CHALLENGE: Scan the material that follows. Copy every line containing the word "value".

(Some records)
***

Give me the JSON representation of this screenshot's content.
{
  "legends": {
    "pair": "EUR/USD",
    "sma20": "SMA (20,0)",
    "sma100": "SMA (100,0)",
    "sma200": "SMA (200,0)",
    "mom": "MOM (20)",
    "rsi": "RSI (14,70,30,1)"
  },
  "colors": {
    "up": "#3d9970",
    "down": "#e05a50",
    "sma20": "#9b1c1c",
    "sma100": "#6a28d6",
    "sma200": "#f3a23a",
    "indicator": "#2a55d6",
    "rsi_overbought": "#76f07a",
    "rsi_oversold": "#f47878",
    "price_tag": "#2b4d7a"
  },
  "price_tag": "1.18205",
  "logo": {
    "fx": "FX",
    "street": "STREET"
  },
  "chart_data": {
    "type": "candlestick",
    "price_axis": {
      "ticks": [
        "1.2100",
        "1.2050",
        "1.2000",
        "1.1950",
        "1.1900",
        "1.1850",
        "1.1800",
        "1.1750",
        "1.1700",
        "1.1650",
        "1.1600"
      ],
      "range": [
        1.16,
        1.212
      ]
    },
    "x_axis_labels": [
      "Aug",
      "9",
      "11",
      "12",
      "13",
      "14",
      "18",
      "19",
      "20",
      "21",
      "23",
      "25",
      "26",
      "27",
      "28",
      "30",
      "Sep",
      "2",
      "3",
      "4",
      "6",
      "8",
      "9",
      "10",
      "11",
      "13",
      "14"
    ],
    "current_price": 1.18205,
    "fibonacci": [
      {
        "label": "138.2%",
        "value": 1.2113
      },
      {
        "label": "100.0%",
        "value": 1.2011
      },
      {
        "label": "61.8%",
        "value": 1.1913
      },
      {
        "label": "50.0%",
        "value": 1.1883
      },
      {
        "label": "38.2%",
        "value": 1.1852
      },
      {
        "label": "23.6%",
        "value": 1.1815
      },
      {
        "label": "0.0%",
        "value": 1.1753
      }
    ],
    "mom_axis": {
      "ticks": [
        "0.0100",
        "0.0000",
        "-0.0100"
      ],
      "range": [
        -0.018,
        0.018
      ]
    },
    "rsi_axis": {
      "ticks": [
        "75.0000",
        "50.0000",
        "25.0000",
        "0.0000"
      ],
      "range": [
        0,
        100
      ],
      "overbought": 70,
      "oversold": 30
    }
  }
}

***

SOLUTION BELOW:
        "value": 1.2113
        "value": 1.2011
        "value": 1.1913
        "value": 1.1883
        "value": 1.1852
        "value": 1.1815
        "value": 1.1753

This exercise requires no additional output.